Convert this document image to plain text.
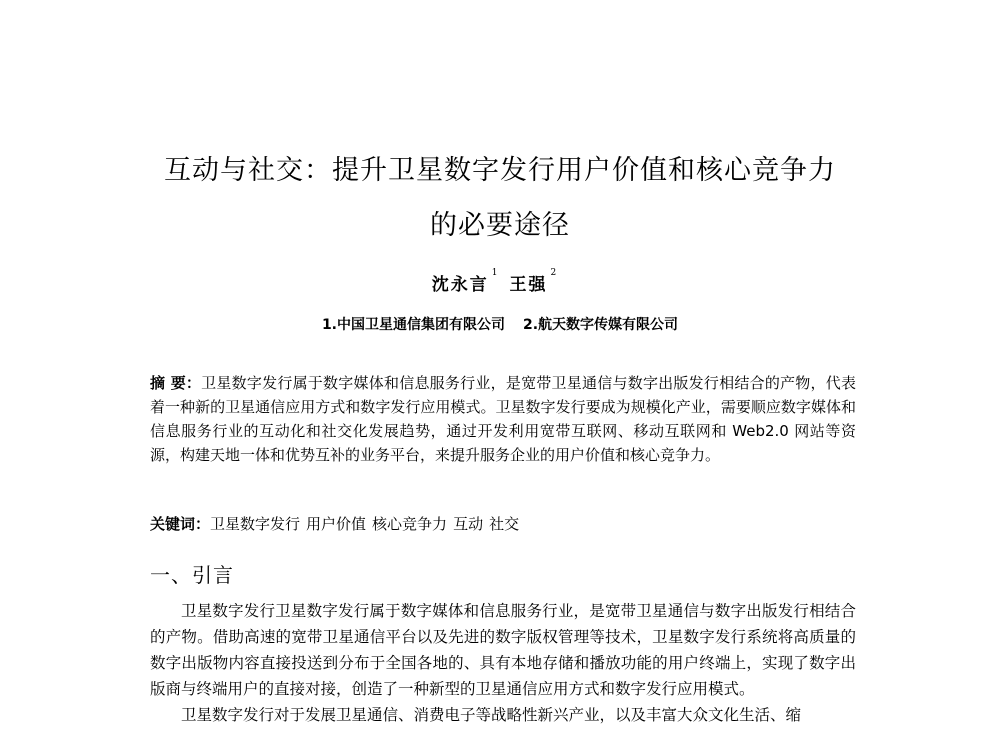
互动与社交：提升卫星数字发行用户价值和核心竞争力
的必要途径
沈永言$^1$王强$^2$
1.中国卫星通信集团有限公司 2.航天数字传媒有限公司
摘 要：卫星数字发行属于数字媒体和信息服务行业，是宽带卫星通信与数字出版发行相结合的产物，代表着一种新的卫星通信应用方式和数字发行应用模式。卫星数字发行要成为规模化产业，需要顺应数字媒体和信息服务行业的互动化和社交化发展趋势，通过开发利用宽带互联网、移动互联网和 Web2.0 网站等资源，构建天地一体和优势互补的业务平台，来提升服务企业的用户价值和核心竞争力。
关键词：卫星数字发行 用户价值 核心竞争力 互动 社交
一、引言

卫星数字发行卫星数字发行属于数字媒体和信息服务行业，是宽带卫星通信与数字出版发行相结合的产物。借助高速的宽带卫星通信平台以及先进的数字版权管理等技术，卫星数字发行系统将高质量的数字出版物内容直接投送到分布于全国各地的、具有本地存储和播放功能的用户终端上，实现了数字出版商与终端用户的直接对接，创造了一种新型的卫星通信应用方式和数字发行应用模式。

卫星数字发行对于发展卫星通信、消费电子等战略性新兴产业，以及丰富大众文化生活、缩
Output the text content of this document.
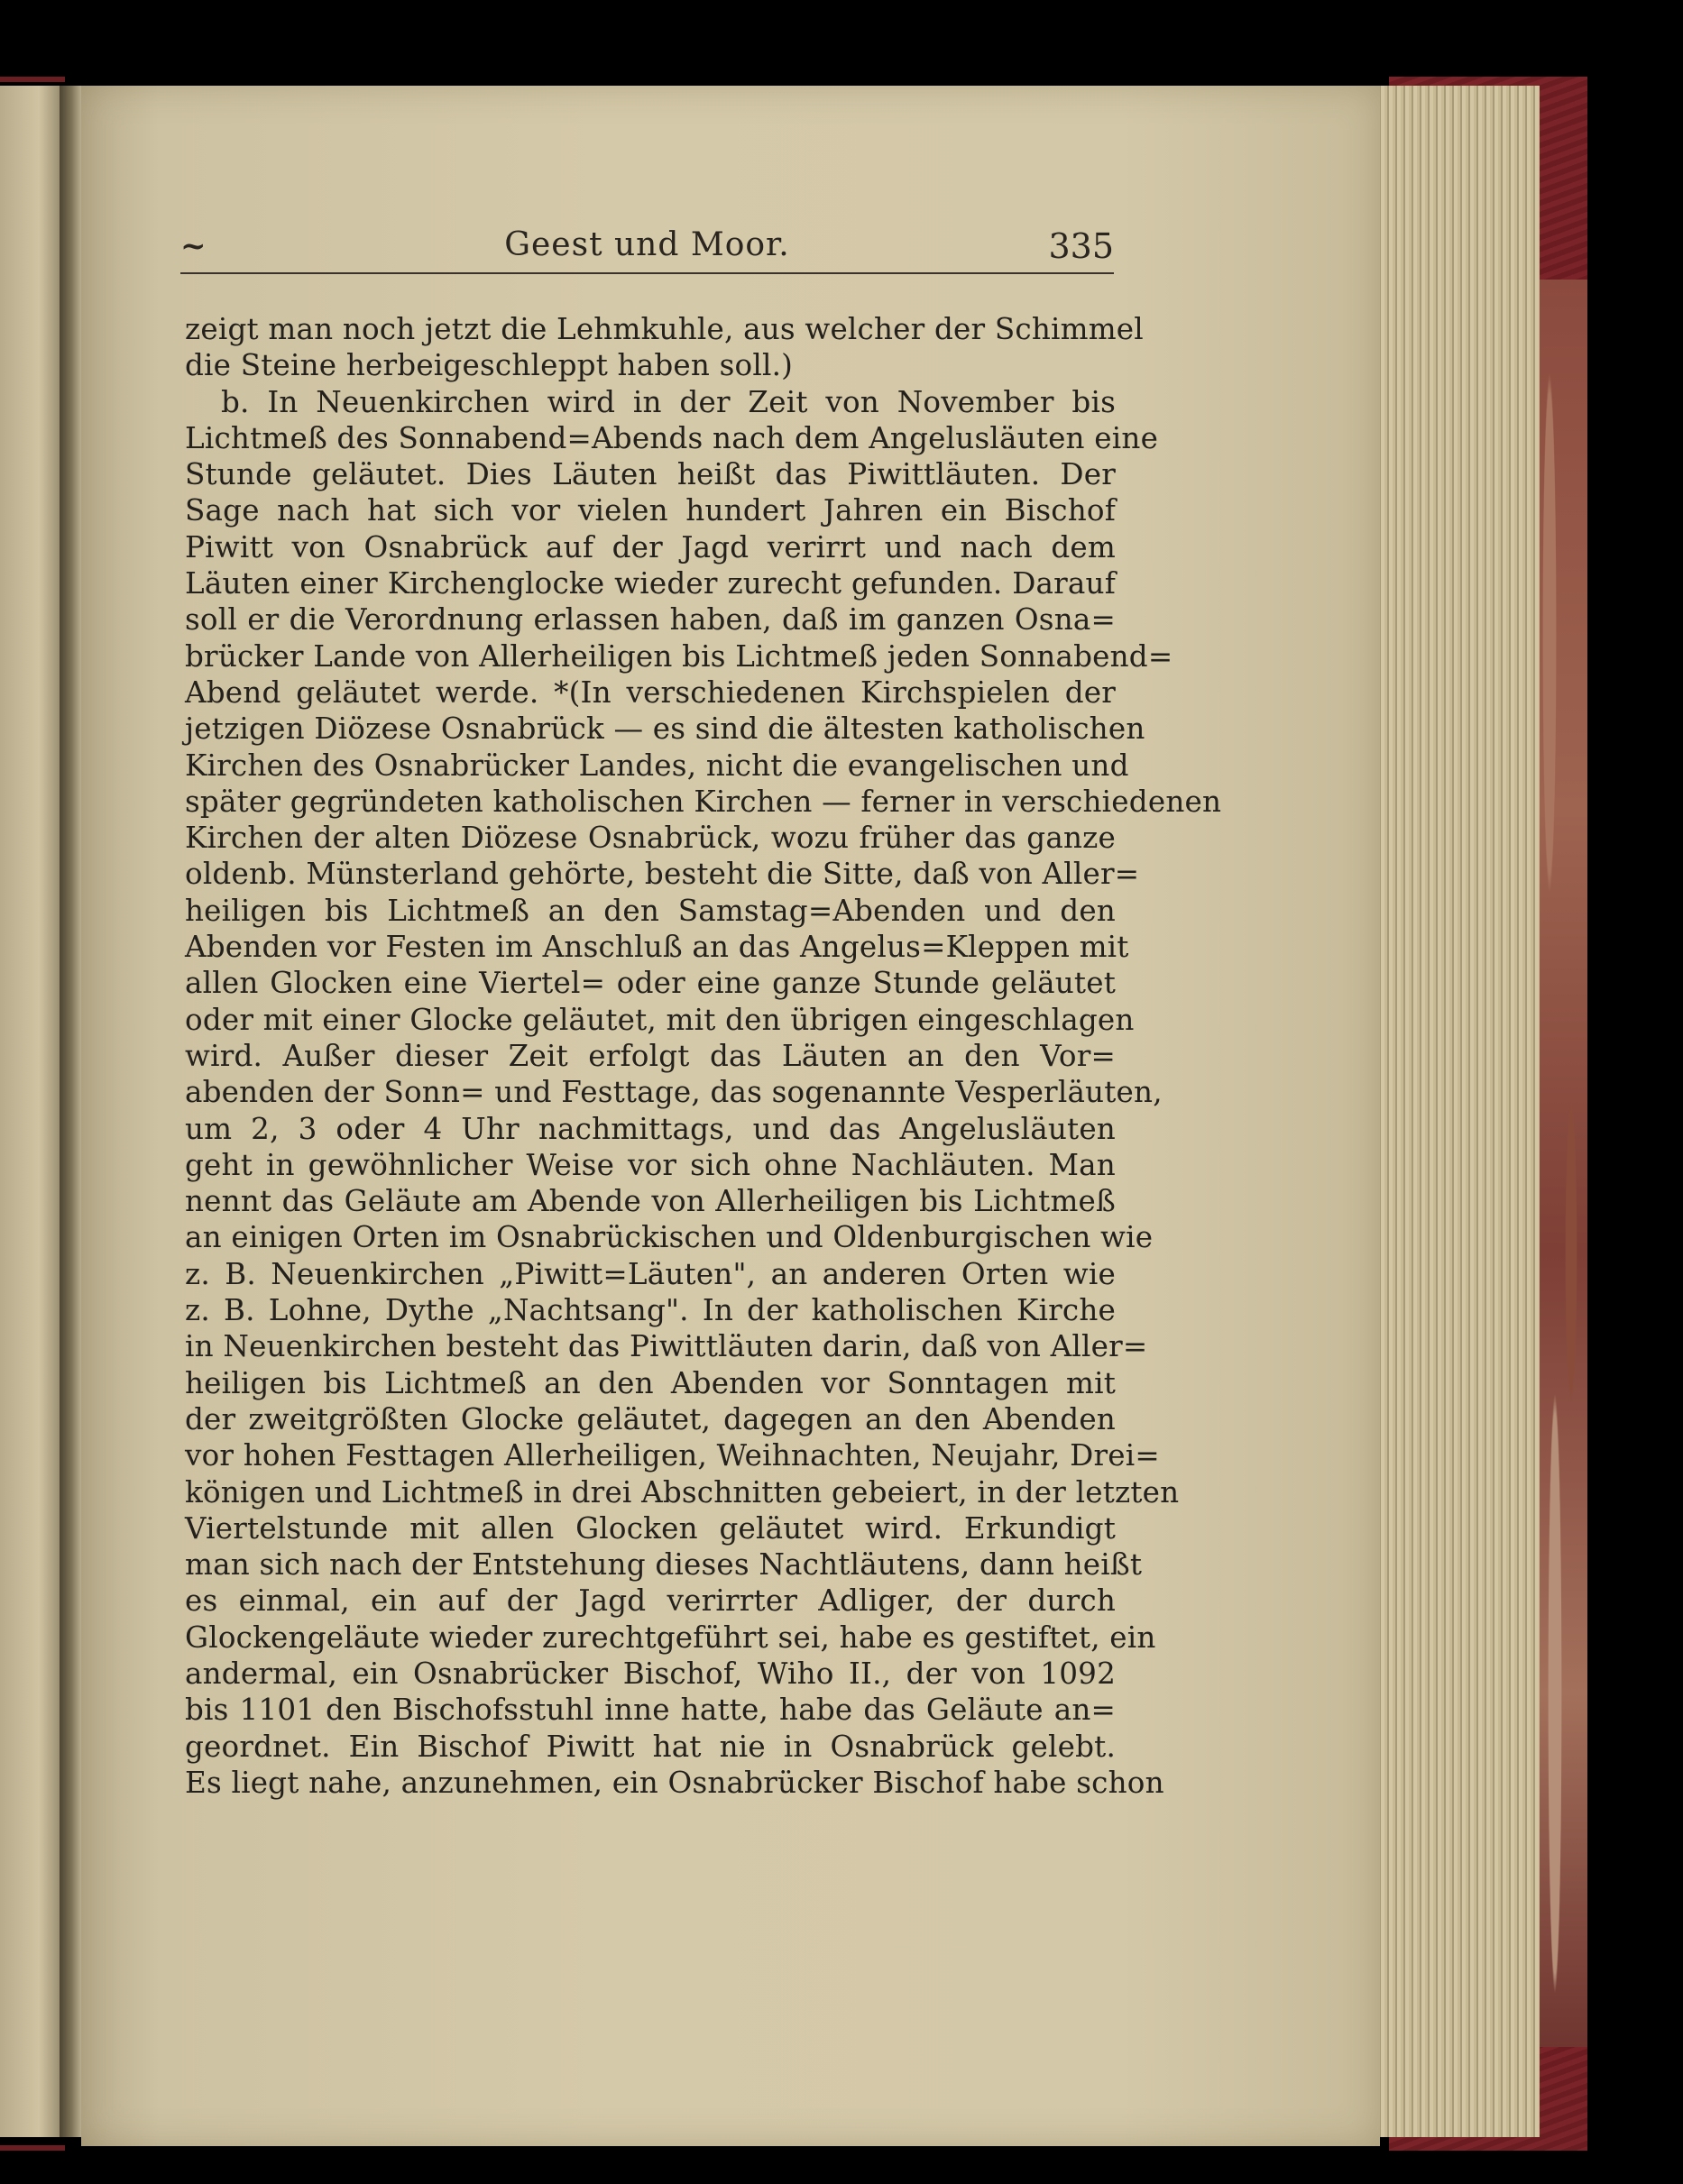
~	Geest und Moor.	335
zeigt man noch jetzt die Lehmkuhle, aus welcher der Schimmel
die Steine herbeigeschleppt haben soll.)
b. In Neuenkirchen wird in der Zeit von November bis
Lichtmeß des Sonnabend=Abends nach dem Angelusläuten eine
Stunde geläutet. Dies Läuten heißt das Piwittläuten. Der
Sage nach hat sich vor vielen hundert Jahren ein Bischof
Piwitt von Osnabrück auf der Jagd verirrt und nach dem
Läuten einer Kirchenglocke wieder zurecht gefunden. Darauf
soll er die Verordnung erlassen haben, daß im ganzen Osna=
brücker Lande von Allerheiligen bis Lichtmeß jeden Sonnabend=
Abend geläutet werde. *(In verschiedenen Kirchspielen der
jetzigen Diözese Osnabrück — es sind die ältesten katholischen
Kirchen des Osnabrücker Landes, nicht die evangelischen und
später gegründeten katholischen Kirchen — ferner in verschiedenen
Kirchen der alten Diözese Osnabrück, wozu früher das ganze
oldenb. Münsterland gehörte, besteht die Sitte, daß von Aller=
heiligen bis Lichtmeß an den Samstag=Abenden und den
Abenden vor Festen im Anschluß an das Angelus=Kleppen mit
allen Glocken eine Viertel= oder eine ganze Stunde geläutet
oder mit einer Glocke geläutet, mit den übrigen eingeschlagen
wird. Außer dieser Zeit erfolgt das Läuten an den Vor=
abenden der Sonn= und Festtage, das sogenannte Vesperläuten,
um 2, 3 oder 4 Uhr nachmittags, und das Angelusläuten
geht in gewöhnlicher Weise vor sich ohne Nachläuten. Man
nennt das Geläute am Abende von Allerheiligen bis Lichtmeß
an einigen Orten im Osnabrückischen und Oldenburgischen wie
z. B. Neuenkirchen „Piwitt=Läuten", an anderen Orten wie
z. B. Lohne, Dythe „Nachtsang". In der katholischen Kirche
in Neuenkirchen besteht das Piwittläuten darin, daß von Aller=
heiligen bis Lichtmeß an den Abenden vor Sonntagen mit
der zweitgrößten Glocke geläutet, dagegen an den Abenden
vor hohen Festtagen Allerheiligen, Weihnachten, Neujahr, Drei=
königen und Lichtmeß in drei Abschnitten gebeiert, in der letzten
Viertelstunde mit allen Glocken geläutet wird. Erkundigt
man sich nach der Entstehung dieses Nachtläutens, dann heißt
es einmal, ein auf der Jagd verirrter Adliger, der durch
Glockengeläute wieder zurechtgeführt sei, habe es gestiftet, ein
andermal, ein Osnabrücker Bischof, Wiho II., der von 1092
bis 1101 den Bischofsstuhl inne hatte, habe das Geläute an=
geordnet. Ein Bischof Piwitt hat nie in Osnabrück gelebt.
Es liegt nahe, anzunehmen, ein Osnabrücker Bischof habe schon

■ Problem details: From the data above, pick out each line containing "einer" and copy it.

■ Complete response:
Läuten einer Kirchenglocke wieder zurecht gefunden. Darauf
oder mit einer Glocke geläutet, mit den übrigen eingeschlagen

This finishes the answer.